■ Given problem: Please print every record below exactly as it appears.
── Dataset entries
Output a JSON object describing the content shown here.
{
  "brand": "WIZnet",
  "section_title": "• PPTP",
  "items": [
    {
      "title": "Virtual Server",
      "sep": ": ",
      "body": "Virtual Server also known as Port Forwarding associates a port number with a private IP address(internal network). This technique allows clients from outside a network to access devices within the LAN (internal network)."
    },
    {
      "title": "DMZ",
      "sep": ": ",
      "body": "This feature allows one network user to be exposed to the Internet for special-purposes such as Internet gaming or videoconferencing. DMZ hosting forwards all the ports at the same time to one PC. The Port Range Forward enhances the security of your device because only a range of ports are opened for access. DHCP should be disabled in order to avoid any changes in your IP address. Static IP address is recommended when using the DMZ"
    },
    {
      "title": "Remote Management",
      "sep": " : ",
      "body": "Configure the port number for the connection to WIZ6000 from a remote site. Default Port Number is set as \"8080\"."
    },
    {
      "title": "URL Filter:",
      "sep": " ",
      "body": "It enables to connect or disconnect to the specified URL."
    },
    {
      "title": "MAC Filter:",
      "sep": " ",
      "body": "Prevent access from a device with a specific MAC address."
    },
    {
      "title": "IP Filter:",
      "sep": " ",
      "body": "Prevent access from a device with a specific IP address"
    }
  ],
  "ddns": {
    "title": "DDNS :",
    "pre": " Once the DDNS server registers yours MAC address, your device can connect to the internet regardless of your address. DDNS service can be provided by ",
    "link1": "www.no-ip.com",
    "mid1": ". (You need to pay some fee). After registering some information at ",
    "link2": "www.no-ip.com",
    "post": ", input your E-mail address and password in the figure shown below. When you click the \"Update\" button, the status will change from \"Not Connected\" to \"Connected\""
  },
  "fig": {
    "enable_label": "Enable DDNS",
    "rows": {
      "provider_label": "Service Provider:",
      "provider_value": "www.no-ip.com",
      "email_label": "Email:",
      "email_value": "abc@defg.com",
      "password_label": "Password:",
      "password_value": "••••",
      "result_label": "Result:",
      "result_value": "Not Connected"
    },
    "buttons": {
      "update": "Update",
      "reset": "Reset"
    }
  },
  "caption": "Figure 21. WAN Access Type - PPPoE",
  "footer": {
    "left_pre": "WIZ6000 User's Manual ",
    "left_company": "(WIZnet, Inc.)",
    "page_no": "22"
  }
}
────
■ Task output:
Output a JSON object describing the content shown here.
{
  "brand": "WIZnet",
  "section_title": "• PPTP",
  "items": [
    {
      "title": "Virtual Server",
      "sep": ": ",
      "body": "Virtual Server also known as Port Forwarding associates a port number with a private IP address(internal network). This technique allows clients from outside a network to access devices within the LAN (internal network)."
    },
    {
      "title": "DMZ",
      "sep": ": ",
      "body": "This feature allows one network user to be exposed to the Internet for special-purposes such as Internet gaming or videoconferencing. DMZ hosting forwards all the ports at the same time to one PC. The Port Range Forward enhances the security of your device because only a range of ports are opened for access. DHCP should be disabled in order to avoid any changes in your IP address. Static IP address is recommended when using the DMZ"
    },
    {
      "title": "Remote Management",
      "sep": " : ",
      "body": "Configure the port number for the connection to WIZ6000 from a remote site. Default Port Number is set as \"8080\"."
    },
    {
      "title": "URL Filter:",
      "sep": " ",
      "body": "It enables to connect or disconnect to the specified URL."
    },
    {
      "title": "MAC Filter:",
      "sep": " ",
      "body": "Prevent access from a device with a specific MAC address."
    },
    {
      "title": "IP Filter:",
      "sep": " ",
      "body": "Prevent access from a device with a specific IP address"
    }
  ],
  "ddns": {
    "title": "DDNS :",
    "pre": " Once the DDNS server registers yours MAC address, your device can connect to the internet regardless of your address. DDNS service can be provided by ",
    "link1": "www.no-ip.com",
    "mid1": ". (You need to pay some fee). After registering some information at ",
    "link2": "www.no-ip.com",
    "post": ", input your E-mail address and password in the figure shown below. When you click the \"Update\" button, the status will change from \"Not Connected\" to \"Connected\""
  },
  "fig": {
    "enable_label": "Enable DDNS",
    "rows": {
      "provider_label": "Service Provider:",
      "provider_value": "www.no-ip.com",
      "email_label": "Email:",
      "email_value": "abc@defg.com",
      "password_label": "Password:",
      "password_value": "••••",
      "result_label": "Result:",
      "result_value": "Not Connected"
    },
    "buttons": {
      "update": "Update",
      "reset": "Reset"
    }
  },
  "caption": "Figure 21. WAN Access Type - PPPoE",
  "footer": {
    "left_pre": "WIZ6000 User's Manual ",
    "left_company": "(WIZnet, Inc.)",
    "page_no": "22"
  }
}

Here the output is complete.